• **What you have to do**: Only the lines from the line containing "Give me a plain-text" to the end of the entries should be repeated, exactly as they appear.

(Extracted records)
======
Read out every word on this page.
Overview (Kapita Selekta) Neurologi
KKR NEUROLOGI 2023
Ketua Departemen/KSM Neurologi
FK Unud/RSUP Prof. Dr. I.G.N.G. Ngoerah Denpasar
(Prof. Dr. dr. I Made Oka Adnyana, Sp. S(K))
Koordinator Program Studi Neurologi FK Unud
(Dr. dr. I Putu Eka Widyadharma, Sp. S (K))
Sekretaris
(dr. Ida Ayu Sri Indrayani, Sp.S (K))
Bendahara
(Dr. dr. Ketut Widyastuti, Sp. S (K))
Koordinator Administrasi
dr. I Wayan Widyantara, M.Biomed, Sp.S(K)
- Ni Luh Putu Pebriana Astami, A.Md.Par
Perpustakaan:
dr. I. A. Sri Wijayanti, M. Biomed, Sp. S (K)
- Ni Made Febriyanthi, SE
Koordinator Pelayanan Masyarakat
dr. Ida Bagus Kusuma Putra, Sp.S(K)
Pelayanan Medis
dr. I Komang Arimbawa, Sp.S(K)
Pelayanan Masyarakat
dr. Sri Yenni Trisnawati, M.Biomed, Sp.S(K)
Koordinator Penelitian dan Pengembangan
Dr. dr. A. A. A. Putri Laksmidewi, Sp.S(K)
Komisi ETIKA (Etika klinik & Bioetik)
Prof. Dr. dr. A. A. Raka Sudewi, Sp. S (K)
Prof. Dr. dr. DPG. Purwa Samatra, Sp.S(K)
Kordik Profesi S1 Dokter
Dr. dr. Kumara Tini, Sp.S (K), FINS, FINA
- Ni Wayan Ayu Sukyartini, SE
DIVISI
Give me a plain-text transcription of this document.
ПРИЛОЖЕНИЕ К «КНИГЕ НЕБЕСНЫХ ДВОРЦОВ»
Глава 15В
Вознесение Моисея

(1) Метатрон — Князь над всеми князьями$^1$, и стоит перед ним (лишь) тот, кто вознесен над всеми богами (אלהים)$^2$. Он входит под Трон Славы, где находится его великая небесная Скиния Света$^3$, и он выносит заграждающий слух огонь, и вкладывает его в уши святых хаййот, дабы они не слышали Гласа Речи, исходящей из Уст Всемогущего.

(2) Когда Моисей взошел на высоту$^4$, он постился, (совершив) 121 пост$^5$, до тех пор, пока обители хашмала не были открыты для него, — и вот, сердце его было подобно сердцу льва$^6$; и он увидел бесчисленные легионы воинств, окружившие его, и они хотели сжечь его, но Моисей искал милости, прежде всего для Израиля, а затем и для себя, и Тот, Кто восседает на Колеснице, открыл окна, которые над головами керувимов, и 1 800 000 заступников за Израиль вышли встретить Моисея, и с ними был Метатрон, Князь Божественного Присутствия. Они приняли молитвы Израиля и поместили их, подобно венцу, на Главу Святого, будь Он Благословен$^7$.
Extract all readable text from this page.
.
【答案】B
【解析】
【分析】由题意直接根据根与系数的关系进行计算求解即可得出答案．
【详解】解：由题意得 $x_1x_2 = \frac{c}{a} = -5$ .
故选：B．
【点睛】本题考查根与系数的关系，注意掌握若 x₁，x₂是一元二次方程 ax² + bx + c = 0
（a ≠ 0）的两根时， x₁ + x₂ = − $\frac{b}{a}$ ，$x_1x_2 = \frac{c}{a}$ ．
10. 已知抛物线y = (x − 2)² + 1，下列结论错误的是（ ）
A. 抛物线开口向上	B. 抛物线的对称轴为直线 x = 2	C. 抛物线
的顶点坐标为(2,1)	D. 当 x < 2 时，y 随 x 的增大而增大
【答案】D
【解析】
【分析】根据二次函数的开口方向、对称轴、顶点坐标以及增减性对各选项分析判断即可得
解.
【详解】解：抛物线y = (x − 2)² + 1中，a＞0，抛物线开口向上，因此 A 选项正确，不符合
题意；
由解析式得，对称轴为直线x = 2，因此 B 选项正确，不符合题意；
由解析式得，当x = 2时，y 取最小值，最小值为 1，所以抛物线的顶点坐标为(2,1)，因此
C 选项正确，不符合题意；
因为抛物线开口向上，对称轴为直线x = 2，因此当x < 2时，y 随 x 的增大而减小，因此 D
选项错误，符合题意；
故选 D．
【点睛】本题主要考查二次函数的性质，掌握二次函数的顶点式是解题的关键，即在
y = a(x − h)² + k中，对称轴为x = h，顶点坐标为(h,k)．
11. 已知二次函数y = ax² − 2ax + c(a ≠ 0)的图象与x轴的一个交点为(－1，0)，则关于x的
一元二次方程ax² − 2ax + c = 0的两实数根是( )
======
• **Expected output**:
Give me a plain-text transcription of this document.
ПРИЛОЖЕНИЕ К «КНИГЕ НЕБЕСНЫХ ДВОРЦОВ»
Глава 15В
Вознесение Моисея

(1) Метатрон — Князь над всеми князьями$^1$, и стоит перед ним (лишь) тот, кто вознесен над всеми богами (אלהים)$^2$. Он входит под Трон Славы, где находится его великая небесная Скиния Света$^3$, и он выносит заграждающий слух огонь, и вкладывает его в уши святых хаййот, дабы они не слышали Гласа Речи, исходящей из Уст Всемогущего.

(2) Когда Моисей взошел на высоту$^4$, он постился, (совершив) 121 пост$^5$, до тех пор, пока обители хашмала не были открыты для него, — и вот, сердце его было подобно сердцу льва$^6$; и он увидел бесчисленные легионы воинств, окружившие его, и они хотели сжечь его, но Моисей искал милости, прежде всего для Израиля, а затем и для себя, и Тот, Кто восседает на Колеснице, открыл окна, которые над головами керувимов, и 1 800 000 заступников за Израиль вышли встретить Моисея, и с ними был Метатрон, Князь Божественного Присутствия. Они приняли молитвы Израиля и поместили их, подобно венцу, на Главу Святого, будь Он Благословен$^7$.
Extract all readable text from this page.
.
【答案】B
【解析】
【分析】由题意直接根据根与系数的关系进行计算求解即可得出答案．
【详解】解：由题意得 $x_1x_2 = \frac{c}{a} = -5$ .
故选：B．
【点睛】本题考查根与系数的关系，注意掌握若 x₁，x₂是一元二次方程 ax² + bx + c = 0
（a ≠ 0）的两根时， x₁ + x₂ = − $\frac{b}{a}$ ，$x_1x_2 = \frac{c}{a}$ ．
10. 已知抛物线y = (x − 2)² + 1，下列结论错误的是（ ）
A. 抛物线开口向上	B. 抛物线的对称轴为直线 x = 2	C. 抛物线
的顶点坐标为(2,1)	D. 当 x < 2 时，y 随 x 的增大而增大
【答案】D
【解析】
【分析】根据二次函数的开口方向、对称轴、顶点坐标以及增减性对各选项分析判断即可得
解.
【详解】解：抛物线y = (x − 2)² + 1中，a＞0，抛物线开口向上，因此 A 选项正确，不符合
题意；
由解析式得，对称轴为直线x = 2，因此 B 选项正确，不符合题意；
由解析式得，当x = 2时，y 取最小值，最小值为 1，所以抛物线的顶点坐标为(2,1)，因此
C 选项正确，不符合题意；
因为抛物线开口向上，对称轴为直线x = 2，因此当x < 2时，y 随 x 的增大而减小，因此 D
选项错误，符合题意；
故选 D．
【点睛】本题主要考查二次函数的性质，掌握二次函数的顶点式是解题的关键，即在
y = a(x − h)² + k中，对称轴为x = h，顶点坐标为(h,k)．
11. 已知二次函数y = ax² − 2ax + c(a ≠ 0)的图象与x轴的一个交点为(－1，0)，则关于x的
一元二次方程ax² − 2ax + c = 0的两实数根是( )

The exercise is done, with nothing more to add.